## THE TASK
Copy all of the material word for word, except for the pictures.

┄┄┄┄┄┄

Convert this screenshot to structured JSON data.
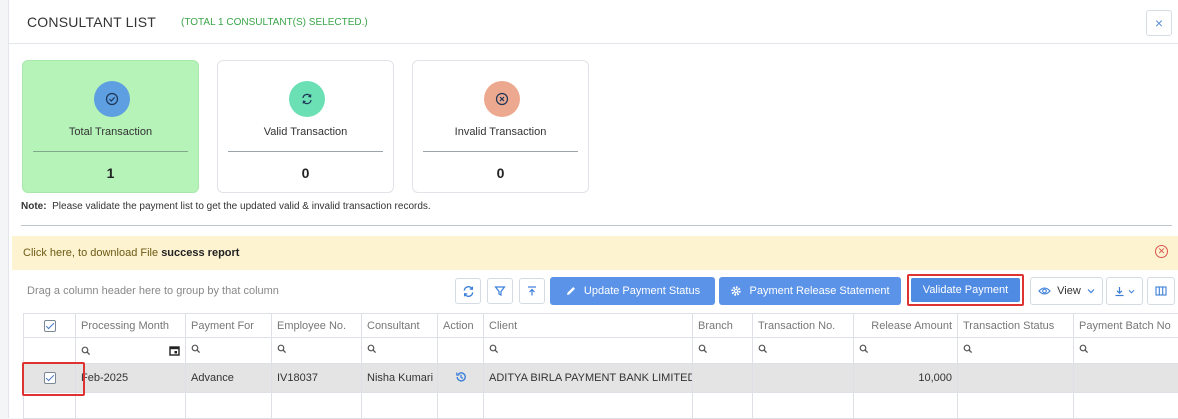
{
  "header": {
    "title": "CONSULTANT LIST",
    "subtitle": "(TOTAL 1 CONSULTANT(S) SELECTED.)",
    "close_label": "×"
  },
  "cards": [
    {
      "label": "Total Transaction",
      "count": "1",
      "color": "#5d9fe0",
      "icon": "check-circle-icon"
    },
    {
      "label": "Valid Transaction",
      "count": "0",
      "color": "#6be0b5",
      "icon": "refresh-icon"
    },
    {
      "label": "Invalid Transaction",
      "count": "0",
      "color": "#eda98f",
      "icon": "x-circle-icon"
    }
  ],
  "note": {
    "label": "Note:",
    "text": "Please validate the payment list to get the updated valid & invalid transaction records."
  },
  "banner": {
    "prefix": "Click here, to download File",
    "link": "success report"
  },
  "toolbar": {
    "group_hint": "Drag a column header here to group by that column",
    "update_status": "Update Payment Status",
    "release_statement": "Payment Release Statement",
    "validate": "Validate Payment",
    "view": "View"
  },
  "grid": {
    "columns": [
      "Processing Month",
      "Payment For",
      "Employee No.",
      "Consultant",
      "Action",
      "Client",
      "Branch",
      "Transaction No.",
      "Release Amount",
      "Transaction Status",
      "Payment Batch No"
    ],
    "rows": [
      {
        "processing_month": "Feb-2025",
        "payment_for": "Advance",
        "employee_no": "IV18037",
        "consultant": "Nisha Kumari",
        "client": "ADITYA BIRLA PAYMENT BANK LIMITED",
        "branch": "",
        "transaction_no": "",
        "release_amount": "10,000",
        "transaction_status": "",
        "batch_no": ""
      }
    ]
  },
  "colors": {
    "accent": "#5b93e8",
    "success": "#3aa54a",
    "danger": "#d33"
  }
}
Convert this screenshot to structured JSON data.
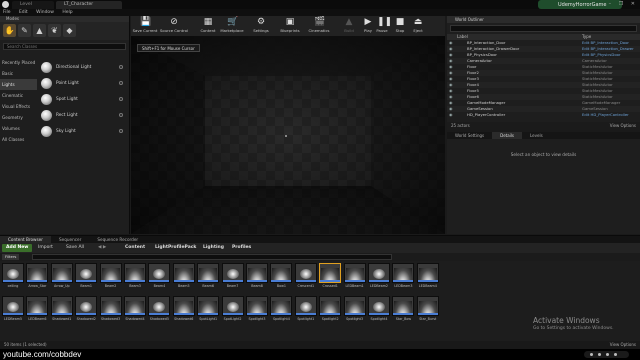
{
  "titlebar": {
    "tabs": [
      {
        "label": "Level"
      },
      {
        "label": "LT_Character"
      }
    ],
    "project_name": "UdemyHorrorGame",
    "window_controls": "– ❐ ✕"
  },
  "menubar": {
    "items": [
      "File",
      "Edit",
      "Window",
      "Help"
    ]
  },
  "modes": {
    "title": "Modes",
    "search_placeholder": "Search Classes",
    "categories": [
      "Recently Placed",
      "Basic",
      "Lights",
      "Cinematic",
      "Visual Effects",
      "Geometry",
      "Volumes",
      "All Classes"
    ],
    "active_category": "Lights",
    "items": [
      "Directional Light",
      "Point Light",
      "Spot Light",
      "Rect Light",
      "Sky Light"
    ]
  },
  "toolbar": {
    "buttons": [
      {
        "label": "Save Current",
        "icon": "save-icon",
        "glyph": "💾"
      },
      {
        "label": "Source Control",
        "icon": "source-control-icon",
        "glyph": "⊘"
      },
      {
        "label": "Content",
        "icon": "content-icon",
        "glyph": "▦"
      },
      {
        "label": "Marketplace",
        "icon": "marketplace-icon",
        "glyph": "🛒"
      },
      {
        "label": "Settings",
        "icon": "settings-icon",
        "glyph": "⚙"
      },
      {
        "label": "Blueprints",
        "icon": "blueprints-icon",
        "glyph": "▣"
      },
      {
        "label": "Cinematics",
        "icon": "cinematics-icon",
        "glyph": "🎬"
      },
      {
        "label": "Build",
        "icon": "build-icon",
        "glyph": "▲"
      },
      {
        "label": "Play",
        "icon": "play-icon",
        "glyph": "▶"
      },
      {
        "label": "Pause",
        "icon": "pause-icon",
        "glyph": "❚❚"
      },
      {
        "label": "Stop",
        "icon": "stop-icon",
        "glyph": "■"
      },
      {
        "label": "Eject",
        "icon": "eject-icon",
        "glyph": "⏏"
      }
    ]
  },
  "viewport": {
    "mouse_control_hint": "Shift+F1 for Mouse Cursor"
  },
  "outliner": {
    "title": "World Outliner",
    "col_label": "Label",
    "col_type": "Type",
    "rows": [
      {
        "name": "BP_Interaction_Door",
        "type": "Edit BP_Interaction_Door",
        "link": true
      },
      {
        "name": "BP_Interaction_DrawerDoor",
        "type": "Edit BP_Interaction_Drawer",
        "link": true
      },
      {
        "name": "BP_PhysicsDoor",
        "type": "Edit BP_PhysicsDoor",
        "link": true
      },
      {
        "name": "CameraActor",
        "type": "CameraActor",
        "link": false
      },
      {
        "name": "Floor",
        "type": "StaticMeshActor",
        "link": false
      },
      {
        "name": "Floor2",
        "type": "StaticMeshActor",
        "link": false
      },
      {
        "name": "Floor3",
        "type": "StaticMeshActor",
        "link": false
      },
      {
        "name": "Floor4",
        "type": "StaticMeshActor",
        "link": false
      },
      {
        "name": "Floor5",
        "type": "StaticMeshActor",
        "link": false
      },
      {
        "name": "Floor6",
        "type": "StaticMeshActor",
        "link": false
      },
      {
        "name": "GameModeManager",
        "type": "GameModeManager",
        "link": false
      },
      {
        "name": "GameSession",
        "type": "GameSession",
        "link": false
      },
      {
        "name": "HD_PlayerController",
        "type": "Edit HD_PlayerController",
        "link": true
      }
    ],
    "count_text": "25 actors",
    "view_options": "View Options"
  },
  "details": {
    "tabs": [
      "World Settings",
      "Details",
      "Levels"
    ],
    "empty_message": "Select an object to view details"
  },
  "content_browser": {
    "tabs": [
      "Content Browser",
      "Sequencer",
      "Sequence Recorder"
    ],
    "add_new": "Add New",
    "import": "Import",
    "save_all": "Save All",
    "breadcrumbs": [
      "Content",
      "LightProfilePack",
      "Lighting",
      "Profiles"
    ],
    "filters": "Filters",
    "assets_row1": [
      "ceiling",
      "Arrow_Star",
      "Arrow_Up",
      "Beam1",
      "Beam2",
      "Beam3",
      "Beam4",
      "Beam5",
      "Beam6",
      "Beam7",
      "Beam8",
      "Bow1",
      "Crescent1",
      "Crossed1",
      "LEDBeam1",
      "LEDBeam2",
      "LEDBeam3",
      "LEDBeam4"
    ],
    "assets_row2": [
      "LEDBeam5",
      "LEDBeam6",
      "Shadowed1",
      "Shadowed2",
      "Shadowed3",
      "Shadowed4",
      "Shadowed5",
      "Shadowed6",
      "SpotLight1",
      "SpotLight2",
      "Spotlight3",
      "Spotlight4",
      "Spotlight1",
      "Spotlight2",
      "Spotlight3",
      "Spotlight4",
      "Star_Bow",
      "Star_Burst"
    ],
    "selected_asset": "Crossed1",
    "footer_count": "50 items (1 selected)",
    "view_options": "View Options"
  },
  "watermark": {
    "line1": "Activate Windows",
    "line2": "Go to Settings to activate Windows."
  },
  "bottom_caption": "youtube.com/cobbdev",
  "accent_colors": {
    "project_badge": "#1f4d2c",
    "add_new": "#3a6e2a",
    "link": "#6ea3d8",
    "selection": "#e0a020"
  }
}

┄┄┄┄┄┄

## FINAL ANSWER
Convert this screenshot to structured JSON data.
{
  "header": {
    "title": "CONSULTANT LIST",
    "subtitle": "(TOTAL 1 CONSULTANT(S) SELECTED.)",
    "close_label": "×"
  },
  "cards": [
    {
      "label": "Total Transaction",
      "count": "1",
      "color": "#5d9fe0",
      "icon": "check-circle-icon"
    },
    {
      "label": "Valid Transaction",
      "count": "0",
      "color": "#6be0b5",
      "icon": "refresh-icon"
    },
    {
      "label": "Invalid Transaction",
      "count": "0",
      "color": "#eda98f",
      "icon": "x-circle-icon"
    }
  ],
  "note": {
    "label": "Note:",
    "text": "Please validate the payment list to get the updated valid & invalid transaction records."
  },
  "banner": {
    "prefix": "Click here, to download File",
    "link": "success report"
  },
  "toolbar": {
    "group_hint": "Drag a column header here to group by that column",
    "update_status": "Update Payment Status",
    "release_statement": "Payment Release Statement",
    "validate": "Validate Payment",
    "view": "View"
  },
  "grid": {
    "columns": [
      "Processing Month",
      "Payment For",
      "Employee No.",
      "Consultant",
      "Action",
      "Client",
      "Branch",
      "Transaction No.",
      "Release Amount",
      "Transaction Status",
      "Payment Batch No"
    ],
    "rows": [
      {
        "processing_month": "Feb-2025",
        "payment_for": "Advance",
        "employee_no": "IV18037",
        "consultant": "Nisha Kumari",
        "client": "ADITYA BIRLA PAYMENT BANK LIMITED",
        "branch": "",
        "transaction_no": "",
        "release_amount": "10,000",
        "transaction_status": "",
        "batch_no": ""
      }
    ]
  },
  "colors": {
    "accent": "#5b93e8",
    "success": "#3aa54a",
    "danger": "#d33"
  }
}
Convert this screenshot to structured JSON data.
{
  "titlebar": {
    "tabs": [
      {
        "label": "Level"
      },
      {
        "label": "LT_Character"
      }
    ],
    "project_name": "UdemyHorrorGame",
    "window_controls": "– ❐ ✕"
  },
  "menubar": {
    "items": [
      "File",
      "Edit",
      "Window",
      "Help"
    ]
  },
  "modes": {
    "title": "Modes",
    "search_placeholder": "Search Classes",
    "categories": [
      "Recently Placed",
      "Basic",
      "Lights",
      "Cinematic",
      "Visual Effects",
      "Geometry",
      "Volumes",
      "All Classes"
    ],
    "active_category": "Lights",
    "items": [
      "Directional Light",
      "Point Light",
      "Spot Light",
      "Rect Light",
      "Sky Light"
    ]
  },
  "toolbar": {
    "buttons": [
      {
        "label": "Save Current",
        "icon": "save-icon",
        "glyph": "💾"
      },
      {
        "label": "Source Control",
        "icon": "source-control-icon",
        "glyph": "⊘"
      },
      {
        "label": "Content",
        "icon": "content-icon",
        "glyph": "▦"
      },
      {
        "label": "Marketplace",
        "icon": "marketplace-icon",
        "glyph": "🛒"
      },
      {
        "label": "Settings",
        "icon": "settings-icon",
        "glyph": "⚙"
      },
      {
        "label": "Blueprints",
        "icon": "blueprints-icon",
        "glyph": "▣"
      },
      {
        "label": "Cinematics",
        "icon": "cinematics-icon",
        "glyph": "🎬"
      },
      {
        "label": "Build",
        "icon": "build-icon",
        "glyph": "▲"
      },
      {
        "label": "Play",
        "icon": "play-icon",
        "glyph": "▶"
      },
      {
        "label": "Pause",
        "icon": "pause-icon",
        "glyph": "❚❚"
      },
      {
        "label": "Stop",
        "icon": "stop-icon",
        "glyph": "■"
      },
      {
        "label": "Eject",
        "icon": "eject-icon",
        "glyph": "⏏"
      }
    ]
  },
  "viewport": {
    "mouse_control_hint": "Shift+F1 for Mouse Cursor"
  },
  "outliner": {
    "title": "World Outliner",
    "col_label": "Label",
    "col_type": "Type",
    "rows": [
      {
        "name": "BP_Interaction_Door",
        "type": "Edit BP_Interaction_Door",
        "link": true
      },
      {
        "name": "BP_Interaction_DrawerDoor",
        "type": "Edit BP_Interaction_Drawer",
        "link": true
      },
      {
        "name": "BP_PhysicsDoor",
        "type": "Edit BP_PhysicsDoor",
        "link": true
      },
      {
        "name": "CameraActor",
        "type": "CameraActor",
        "link": false
      },
      {
        "name": "Floor",
        "type": "StaticMeshActor",
        "link": false
      },
      {
        "name": "Floor2",
        "type": "StaticMeshActor",
        "link": false
      },
      {
        "name": "Floor3",
        "type": "StaticMeshActor",
        "link": false
      },
      {
        "name": "Floor4",
        "type": "StaticMeshActor",
        "link": false
      },
      {
        "name": "Floor5",
        "type": "StaticMeshActor",
        "link": false
      },
      {
        "name": "Floor6",
        "type": "StaticMeshActor",
        "link": false
      },
      {
        "name": "GameModeManager",
        "type": "GameModeManager",
        "link": false
      },
      {
        "name": "GameSession",
        "type": "GameSession",
        "link": false
      },
      {
        "name": "HD_PlayerController",
        "type": "Edit HD_PlayerController",
        "link": true
      }
    ],
    "count_text": "25 actors",
    "view_options": "View Options"
  },
  "details": {
    "tabs": [
      "World Settings",
      "Details",
      "Levels"
    ],
    "empty_message": "Select an object to view details"
  },
  "content_browser": {
    "tabs": [
      "Content Browser",
      "Sequencer",
      "Sequence Recorder"
    ],
    "add_new": "Add New",
    "import": "Import",
    "save_all": "Save All",
    "breadcrumbs": [
      "Content",
      "LightProfilePack",
      "Lighting",
      "Profiles"
    ],
    "filters": "Filters",
    "assets_row1": [
      "ceiling",
      "Arrow_Star",
      "Arrow_Up",
      "Beam1",
      "Beam2",
      "Beam3",
      "Beam4",
      "Beam5",
      "Beam6",
      "Beam7",
      "Beam8",
      "Bow1",
      "Crescent1",
      "Crossed1",
      "LEDBeam1",
      "LEDBeam2",
      "LEDBeam3",
      "LEDBeam4"
    ],
    "assets_row2": [
      "LEDBeam5",
      "LEDBeam6",
      "Shadowed1",
      "Shadowed2",
      "Shadowed3",
      "Shadowed4",
      "Shadowed5",
      "Shadowed6",
      "SpotLight1",
      "SpotLight2",
      "Spotlight3",
      "Spotlight4",
      "Spotlight1",
      "Spotlight2",
      "Spotlight3",
      "Spotlight4",
      "Star_Bow",
      "Star_Burst"
    ],
    "selected_asset": "Crossed1",
    "footer_count": "50 items (1 selected)",
    "view_options": "View Options"
  },
  "watermark": {
    "line1": "Activate Windows",
    "line2": "Go to Settings to activate Windows."
  },
  "bottom_caption": "youtube.com/cobbdev",
  "accent_colors": {
    "project_badge": "#1f4d2c",
    "add_new": "#3a6e2a",
    "link": "#6ea3d8",
    "selection": "#e0a020"
  }
}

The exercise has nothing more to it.